• _PROBLEM REQUIREMENTS_
All material below is to be reproduced exactly.

Data extracted from a collection:
* Start *

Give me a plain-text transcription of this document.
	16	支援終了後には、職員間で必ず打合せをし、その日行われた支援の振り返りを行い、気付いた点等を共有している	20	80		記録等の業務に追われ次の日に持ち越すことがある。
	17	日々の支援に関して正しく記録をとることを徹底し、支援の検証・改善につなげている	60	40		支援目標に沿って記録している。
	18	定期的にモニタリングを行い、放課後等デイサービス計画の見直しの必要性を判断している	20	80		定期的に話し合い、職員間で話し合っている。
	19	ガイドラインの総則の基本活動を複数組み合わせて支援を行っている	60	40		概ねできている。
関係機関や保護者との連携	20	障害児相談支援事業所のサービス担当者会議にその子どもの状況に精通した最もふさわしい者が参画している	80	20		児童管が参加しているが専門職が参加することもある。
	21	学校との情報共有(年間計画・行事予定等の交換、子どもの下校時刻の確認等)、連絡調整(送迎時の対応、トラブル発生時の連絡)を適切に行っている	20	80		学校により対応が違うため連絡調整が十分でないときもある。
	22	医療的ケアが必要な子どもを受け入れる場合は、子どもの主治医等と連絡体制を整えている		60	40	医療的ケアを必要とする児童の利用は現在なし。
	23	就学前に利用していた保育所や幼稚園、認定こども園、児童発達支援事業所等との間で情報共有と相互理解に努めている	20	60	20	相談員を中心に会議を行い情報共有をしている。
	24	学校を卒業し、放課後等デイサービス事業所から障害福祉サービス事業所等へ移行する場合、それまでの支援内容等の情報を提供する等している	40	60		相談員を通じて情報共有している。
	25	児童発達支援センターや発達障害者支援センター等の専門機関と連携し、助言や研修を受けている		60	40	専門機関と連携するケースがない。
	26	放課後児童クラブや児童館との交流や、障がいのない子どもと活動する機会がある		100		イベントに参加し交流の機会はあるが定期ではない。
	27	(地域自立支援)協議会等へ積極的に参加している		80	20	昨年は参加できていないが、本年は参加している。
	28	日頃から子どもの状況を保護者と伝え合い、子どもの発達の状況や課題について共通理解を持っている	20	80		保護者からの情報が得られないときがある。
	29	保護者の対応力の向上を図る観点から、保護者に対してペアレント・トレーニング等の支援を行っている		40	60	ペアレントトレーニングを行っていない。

* End *

• _ANSWER TO THIS EXERCISE_
Give me a plain-text transcription of this document.
	16	支援終了後には、職員間で必ず打合せをし、その日行われた支援の振り返りを行い、気付いた点等を共有している	20	80		記録等の業務に追われ次の日に持ち越すことがある。
	17	日々の支援に関して正しく記録をとることを徹底し、支援の検証・改善につなげている	60	40		支援目標に沿って記録している。
	18	定期的にモニタリングを行い、放課後等デイサービス計画の見直しの必要性を判断している	20	80		定期的に話し合い、職員間で話し合っている。
	19	ガイドラインの総則の基本活動を複数組み合わせて支援を行っている	60	40		概ねできている。
関係機関や保護者との連携	20	障害児相談支援事業所のサービス担当者会議にその子どもの状況に精通した最もふさわしい者が参画している	80	20		児童管が参加しているが専門職が参加することもある。
	21	学校との情報共有(年間計画・行事予定等の交換、子どもの下校時刻の確認等)、連絡調整(送迎時の対応、トラブル発生時の連絡)を適切に行っている	20	80		学校により対応が違うため連絡調整が十分でないときもある。
	22	医療的ケアが必要な子どもを受け入れる場合は、子どもの主治医等と連絡体制を整えている		60	40	医療的ケアを必要とする児童の利用は現在なし。
	23	就学前に利用していた保育所や幼稚園、認定こども園、児童発達支援事業所等との間で情報共有と相互理解に努めている	20	60	20	相談員を中心に会議を行い情報共有をしている。
	24	学校を卒業し、放課後等デイサービス事業所から障害福祉サービス事業所等へ移行する場合、それまでの支援内容等の情報を提供する等している	40	60		相談員を通じて情報共有している。
	25	児童発達支援センターや発達障害者支援センター等の専門機関と連携し、助言や研修を受けている		60	40	専門機関と連携するケースがない。
	26	放課後児童クラブや児童館との交流や、障がいのない子どもと活動する機会がある		100		イベントに参加し交流の機会はあるが定期ではない。
	27	(地域自立支援)協議会等へ積極的に参加している		80	20	昨年は参加できていないが、本年は参加している。
	28	日頃から子どもの状況を保護者と伝え合い、子どもの発達の状況や課題について共通理解を持っている	20	80		保護者からの情報が得られないときがある。
	29	保護者の対応力の向上を図る観点から、保護者に対してペアレント・トレーニング等の支援を行っている		40	60	ペアレントトレーニングを行っていない。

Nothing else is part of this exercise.